## GOAL OF THE EXERCISE
Check every line in the records below for the word "BALIS" and report how many have it, nothing more.

## START RECORDS FOR THE EXERCISE

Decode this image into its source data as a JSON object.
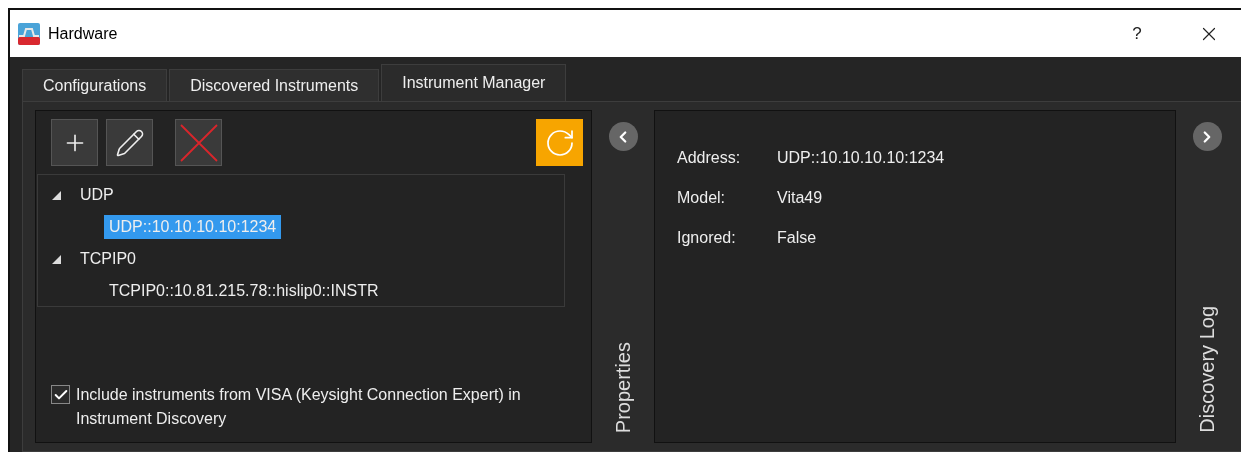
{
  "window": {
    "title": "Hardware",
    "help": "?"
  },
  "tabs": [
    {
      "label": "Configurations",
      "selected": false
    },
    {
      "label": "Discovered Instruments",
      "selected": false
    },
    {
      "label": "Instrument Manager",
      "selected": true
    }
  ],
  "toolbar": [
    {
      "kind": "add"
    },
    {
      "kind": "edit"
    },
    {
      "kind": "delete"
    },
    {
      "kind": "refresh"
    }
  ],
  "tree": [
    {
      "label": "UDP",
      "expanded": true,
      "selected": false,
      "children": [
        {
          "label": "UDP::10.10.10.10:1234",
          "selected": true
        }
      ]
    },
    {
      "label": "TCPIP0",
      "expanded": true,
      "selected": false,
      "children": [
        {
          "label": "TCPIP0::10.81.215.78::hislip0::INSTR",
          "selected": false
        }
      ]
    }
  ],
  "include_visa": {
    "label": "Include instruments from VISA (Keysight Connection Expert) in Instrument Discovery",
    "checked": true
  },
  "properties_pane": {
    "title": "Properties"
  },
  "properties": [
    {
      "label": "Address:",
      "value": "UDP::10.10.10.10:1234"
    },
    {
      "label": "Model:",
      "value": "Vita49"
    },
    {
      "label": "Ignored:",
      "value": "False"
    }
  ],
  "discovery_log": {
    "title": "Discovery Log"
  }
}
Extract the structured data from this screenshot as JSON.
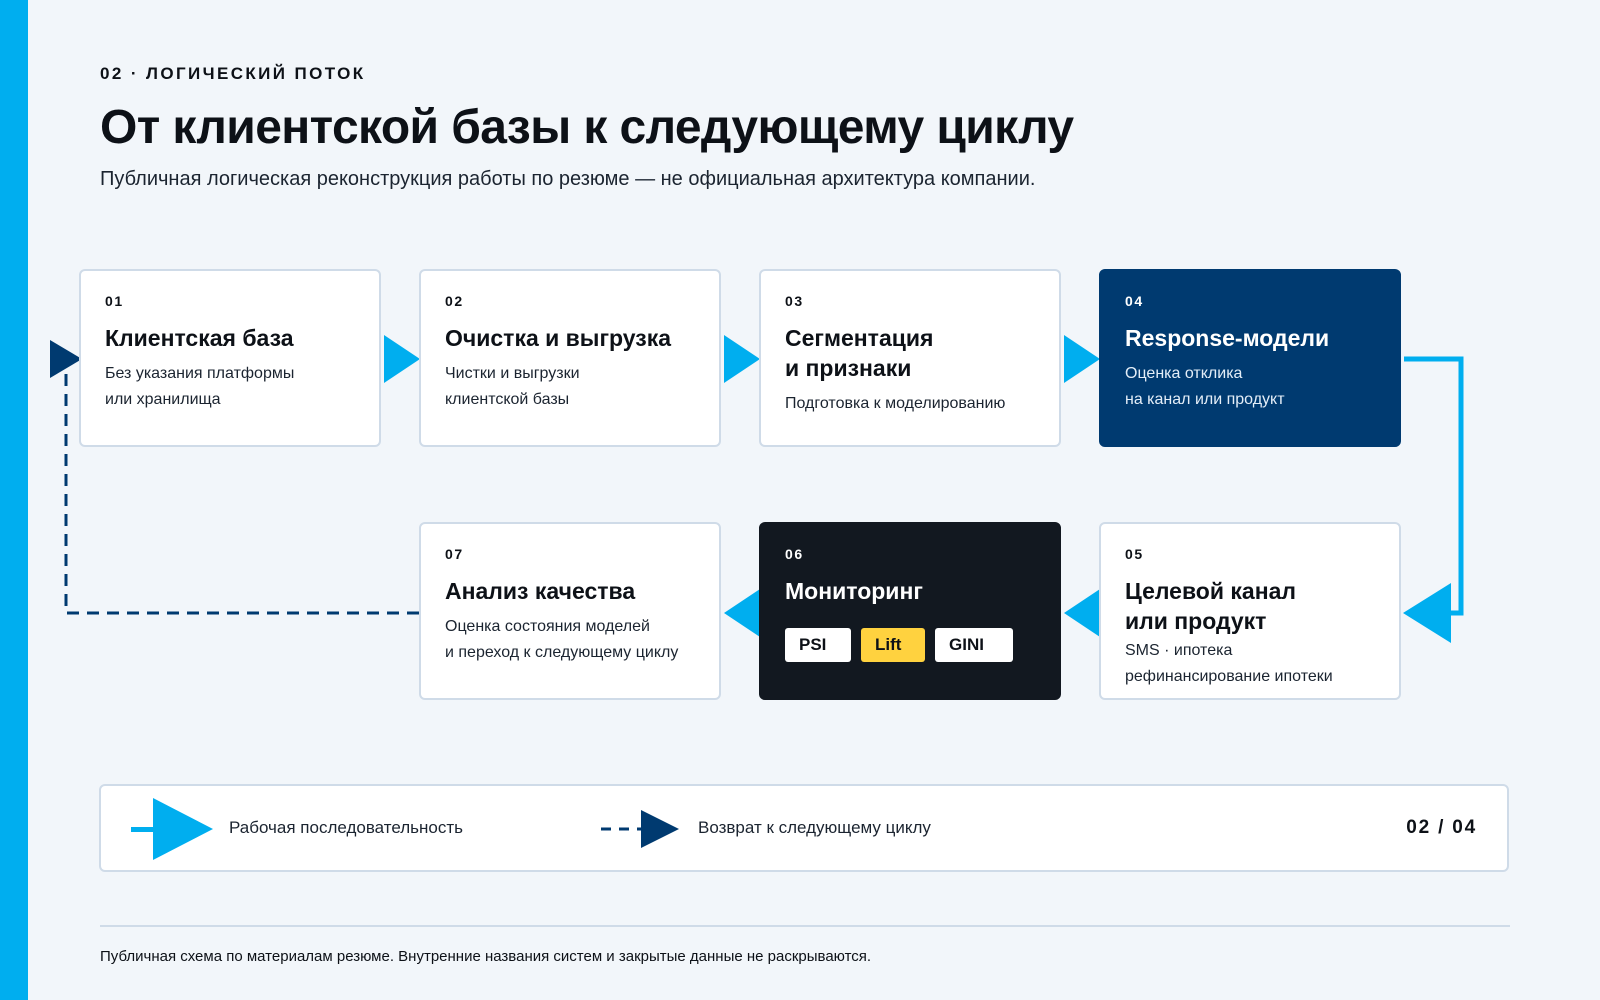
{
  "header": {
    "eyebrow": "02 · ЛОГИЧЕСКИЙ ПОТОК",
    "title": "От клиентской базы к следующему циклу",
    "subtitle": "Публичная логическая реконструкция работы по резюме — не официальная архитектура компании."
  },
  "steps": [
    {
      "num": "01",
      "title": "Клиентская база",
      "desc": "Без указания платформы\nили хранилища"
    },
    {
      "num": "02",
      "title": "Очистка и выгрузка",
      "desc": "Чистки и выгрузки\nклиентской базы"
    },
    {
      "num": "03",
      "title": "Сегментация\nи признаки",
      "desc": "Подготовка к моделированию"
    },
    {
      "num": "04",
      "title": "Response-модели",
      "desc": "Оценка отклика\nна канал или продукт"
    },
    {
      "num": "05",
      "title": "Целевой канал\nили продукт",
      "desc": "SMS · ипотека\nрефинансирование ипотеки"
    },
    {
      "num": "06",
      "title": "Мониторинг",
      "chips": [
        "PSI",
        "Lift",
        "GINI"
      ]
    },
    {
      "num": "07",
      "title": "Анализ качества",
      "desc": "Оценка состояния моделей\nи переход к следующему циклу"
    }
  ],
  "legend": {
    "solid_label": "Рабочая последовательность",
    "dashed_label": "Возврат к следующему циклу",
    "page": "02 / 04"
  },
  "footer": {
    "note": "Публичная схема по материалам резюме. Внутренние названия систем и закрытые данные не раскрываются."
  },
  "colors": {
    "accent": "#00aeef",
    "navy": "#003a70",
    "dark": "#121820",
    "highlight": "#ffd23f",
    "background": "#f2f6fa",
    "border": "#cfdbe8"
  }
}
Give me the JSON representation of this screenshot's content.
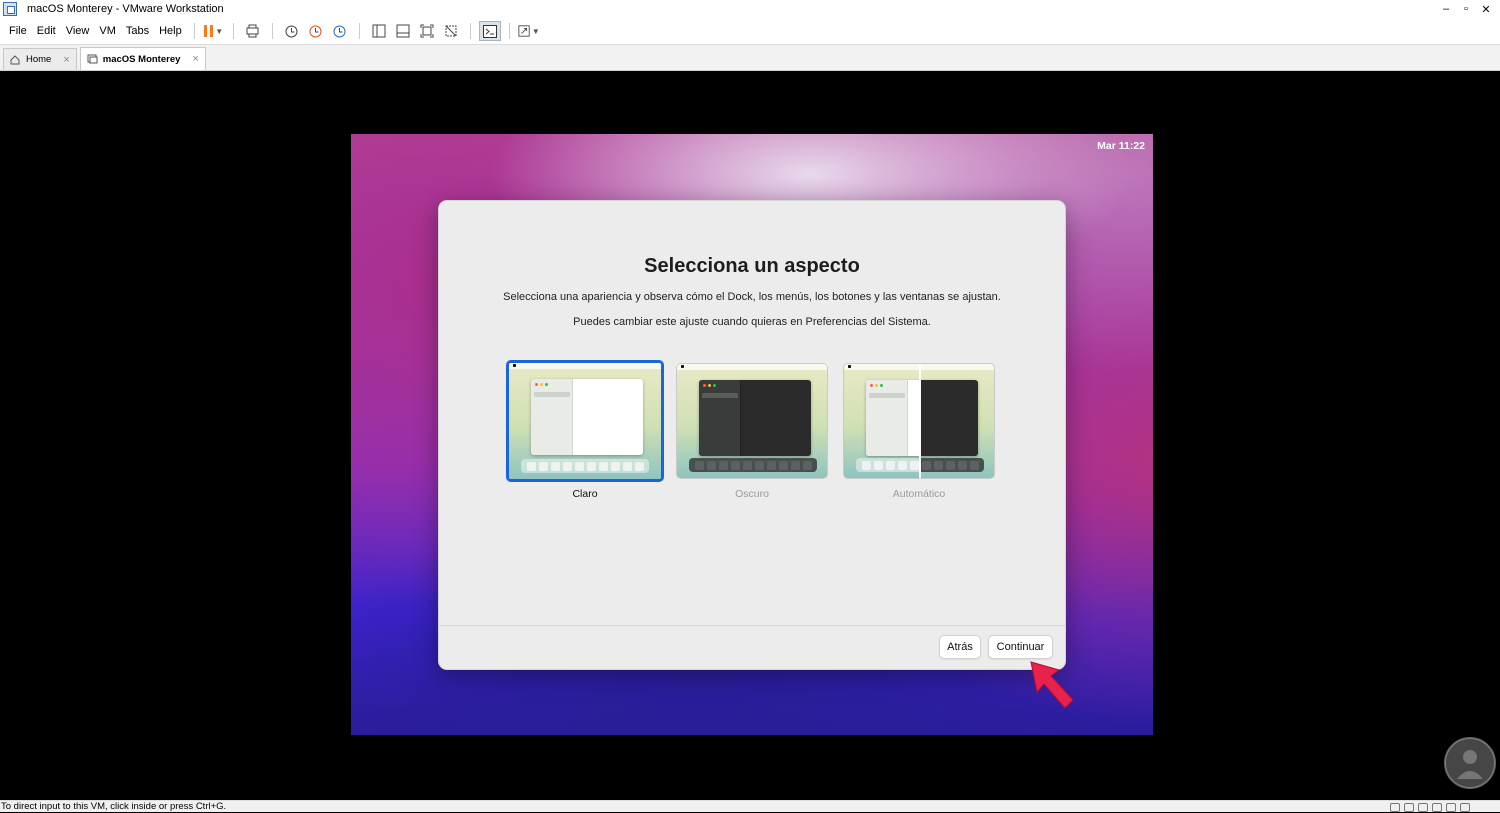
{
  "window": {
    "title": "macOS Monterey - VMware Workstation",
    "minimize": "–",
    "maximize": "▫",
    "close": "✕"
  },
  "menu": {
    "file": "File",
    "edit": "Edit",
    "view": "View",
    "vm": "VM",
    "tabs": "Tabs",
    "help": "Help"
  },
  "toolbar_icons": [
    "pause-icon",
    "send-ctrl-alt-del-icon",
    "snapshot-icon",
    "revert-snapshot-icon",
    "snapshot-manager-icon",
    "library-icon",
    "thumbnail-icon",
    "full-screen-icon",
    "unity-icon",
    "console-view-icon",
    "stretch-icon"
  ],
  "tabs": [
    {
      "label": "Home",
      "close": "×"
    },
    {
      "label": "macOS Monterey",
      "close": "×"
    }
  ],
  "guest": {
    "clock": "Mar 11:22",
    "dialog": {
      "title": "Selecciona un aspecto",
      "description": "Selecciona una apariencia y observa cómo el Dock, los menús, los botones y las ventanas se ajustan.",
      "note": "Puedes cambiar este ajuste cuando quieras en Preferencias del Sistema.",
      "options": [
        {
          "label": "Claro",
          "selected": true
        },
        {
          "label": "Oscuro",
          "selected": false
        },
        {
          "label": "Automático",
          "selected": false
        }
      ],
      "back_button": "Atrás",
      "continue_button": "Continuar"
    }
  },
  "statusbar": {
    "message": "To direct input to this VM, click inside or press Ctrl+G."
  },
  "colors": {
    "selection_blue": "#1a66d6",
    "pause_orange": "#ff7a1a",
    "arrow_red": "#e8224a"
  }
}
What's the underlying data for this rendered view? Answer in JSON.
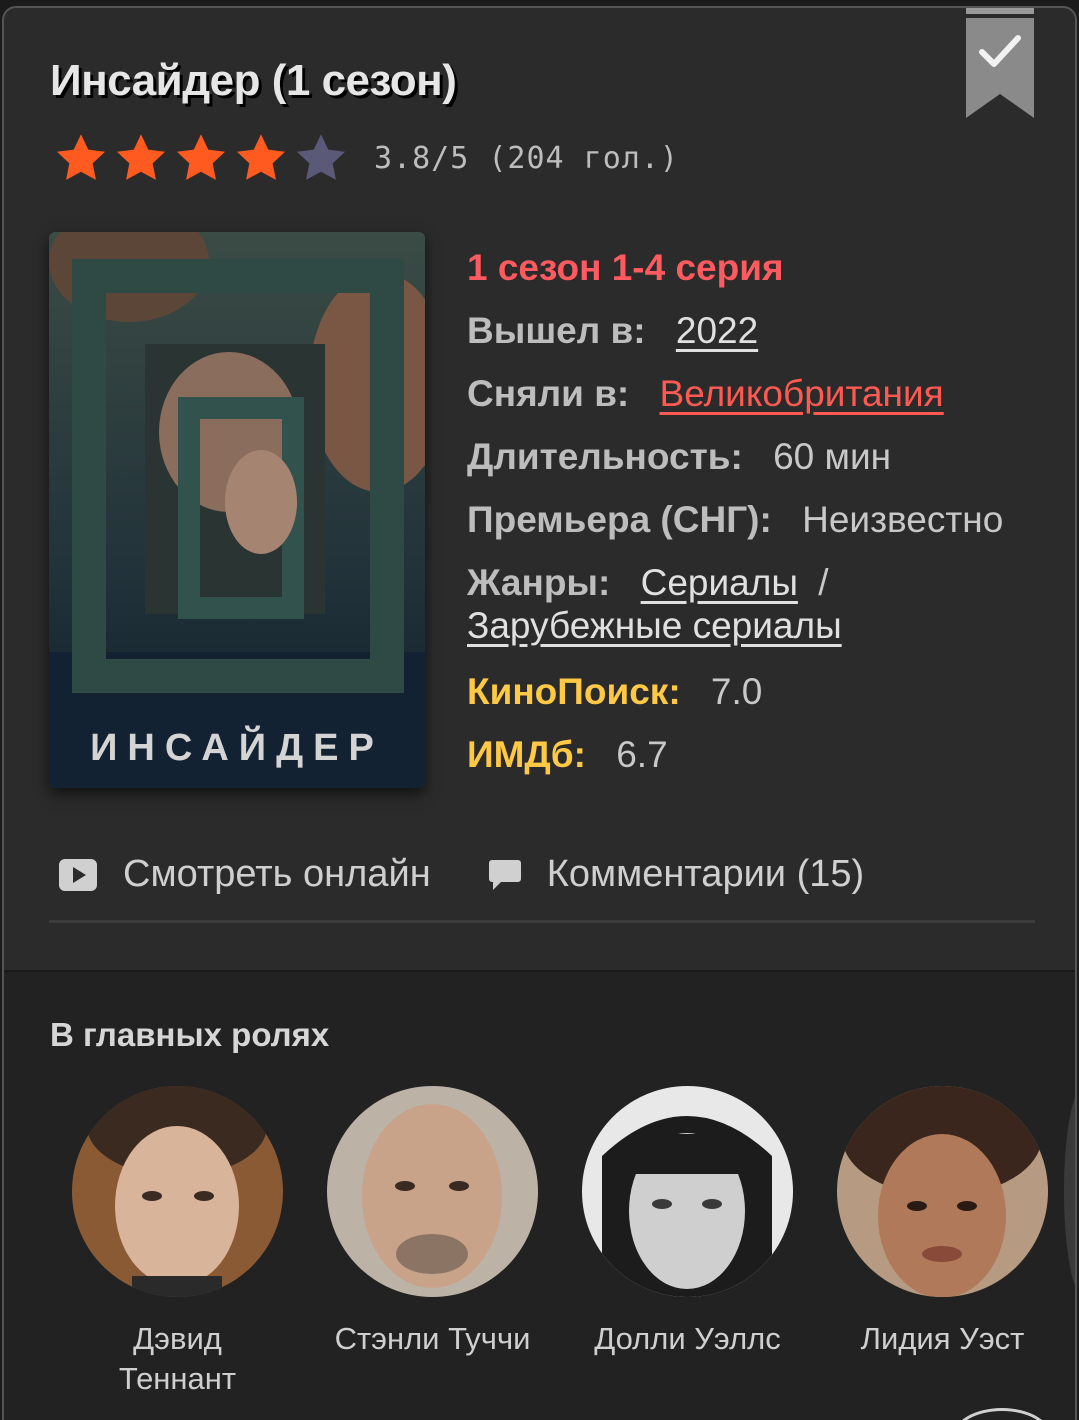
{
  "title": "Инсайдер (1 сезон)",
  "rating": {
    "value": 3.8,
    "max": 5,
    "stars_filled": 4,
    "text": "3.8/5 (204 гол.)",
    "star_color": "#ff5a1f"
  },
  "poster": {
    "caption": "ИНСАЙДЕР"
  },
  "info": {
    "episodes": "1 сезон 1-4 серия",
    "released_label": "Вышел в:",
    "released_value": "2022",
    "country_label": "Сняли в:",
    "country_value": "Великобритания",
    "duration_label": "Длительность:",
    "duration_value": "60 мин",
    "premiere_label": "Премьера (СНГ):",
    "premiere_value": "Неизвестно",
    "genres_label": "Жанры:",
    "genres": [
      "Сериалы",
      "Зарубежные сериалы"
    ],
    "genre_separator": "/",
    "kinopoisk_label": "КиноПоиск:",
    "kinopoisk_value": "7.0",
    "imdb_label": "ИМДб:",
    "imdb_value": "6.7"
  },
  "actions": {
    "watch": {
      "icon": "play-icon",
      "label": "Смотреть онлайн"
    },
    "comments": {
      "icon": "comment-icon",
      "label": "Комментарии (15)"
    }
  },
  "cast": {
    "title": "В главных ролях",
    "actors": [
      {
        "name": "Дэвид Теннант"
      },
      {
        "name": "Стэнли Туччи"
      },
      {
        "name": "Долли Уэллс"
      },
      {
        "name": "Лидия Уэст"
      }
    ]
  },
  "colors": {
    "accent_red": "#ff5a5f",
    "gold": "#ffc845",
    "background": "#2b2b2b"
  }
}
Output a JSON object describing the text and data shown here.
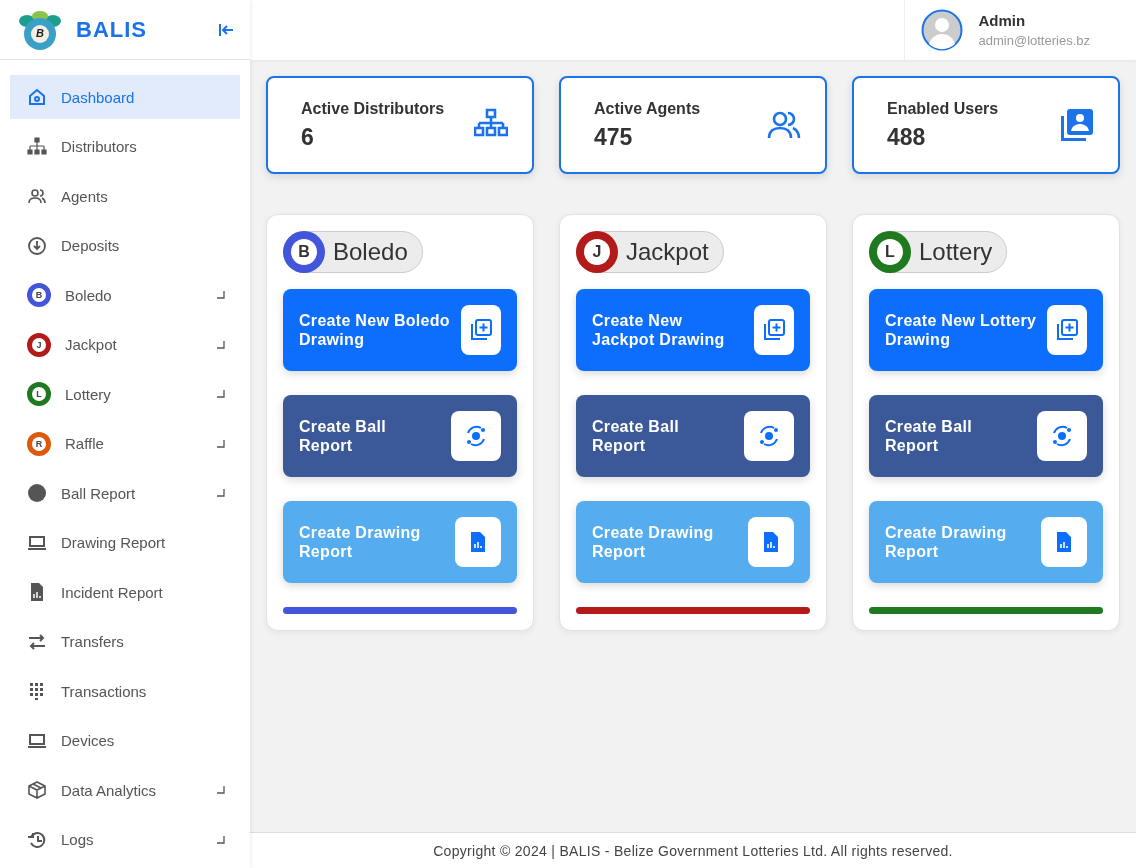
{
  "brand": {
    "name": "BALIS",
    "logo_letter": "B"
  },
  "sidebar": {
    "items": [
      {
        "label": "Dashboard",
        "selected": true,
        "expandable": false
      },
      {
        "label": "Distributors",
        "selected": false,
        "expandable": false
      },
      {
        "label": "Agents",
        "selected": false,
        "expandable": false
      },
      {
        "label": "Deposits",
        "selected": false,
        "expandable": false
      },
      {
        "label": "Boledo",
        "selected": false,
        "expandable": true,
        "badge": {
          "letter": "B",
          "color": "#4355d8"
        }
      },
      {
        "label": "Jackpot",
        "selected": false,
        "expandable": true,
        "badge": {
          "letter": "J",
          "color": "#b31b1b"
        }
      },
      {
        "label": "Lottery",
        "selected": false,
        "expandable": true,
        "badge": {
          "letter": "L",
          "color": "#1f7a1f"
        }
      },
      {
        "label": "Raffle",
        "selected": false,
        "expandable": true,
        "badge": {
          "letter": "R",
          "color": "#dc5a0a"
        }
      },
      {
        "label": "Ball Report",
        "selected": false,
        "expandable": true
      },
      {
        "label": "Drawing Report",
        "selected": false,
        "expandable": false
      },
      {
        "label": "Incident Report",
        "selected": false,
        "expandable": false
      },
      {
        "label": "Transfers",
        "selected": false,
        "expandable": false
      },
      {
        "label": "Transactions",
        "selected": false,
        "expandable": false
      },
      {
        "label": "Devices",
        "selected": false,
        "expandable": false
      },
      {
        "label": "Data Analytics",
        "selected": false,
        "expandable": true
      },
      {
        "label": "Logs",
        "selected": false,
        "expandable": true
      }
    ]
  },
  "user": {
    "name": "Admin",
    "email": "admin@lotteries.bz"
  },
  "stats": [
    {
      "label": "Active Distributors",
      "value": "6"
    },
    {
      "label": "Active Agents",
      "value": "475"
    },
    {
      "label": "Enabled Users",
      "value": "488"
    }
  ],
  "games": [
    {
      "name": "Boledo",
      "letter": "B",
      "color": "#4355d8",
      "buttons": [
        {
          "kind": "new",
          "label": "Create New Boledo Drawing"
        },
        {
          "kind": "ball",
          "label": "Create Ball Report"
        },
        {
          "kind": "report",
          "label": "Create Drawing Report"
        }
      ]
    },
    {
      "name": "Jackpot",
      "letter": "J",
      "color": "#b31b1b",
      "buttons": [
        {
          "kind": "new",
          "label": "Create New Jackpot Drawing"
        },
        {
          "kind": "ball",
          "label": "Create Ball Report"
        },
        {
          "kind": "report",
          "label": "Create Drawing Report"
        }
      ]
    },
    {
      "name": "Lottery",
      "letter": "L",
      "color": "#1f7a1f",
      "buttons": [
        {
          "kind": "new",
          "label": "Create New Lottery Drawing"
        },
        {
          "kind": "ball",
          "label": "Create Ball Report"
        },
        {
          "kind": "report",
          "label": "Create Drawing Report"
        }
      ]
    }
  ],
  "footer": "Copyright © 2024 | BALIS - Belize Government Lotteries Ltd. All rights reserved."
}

## END RECORDS FOR THE EXERCISE

## COMPLETED EXERCISE
2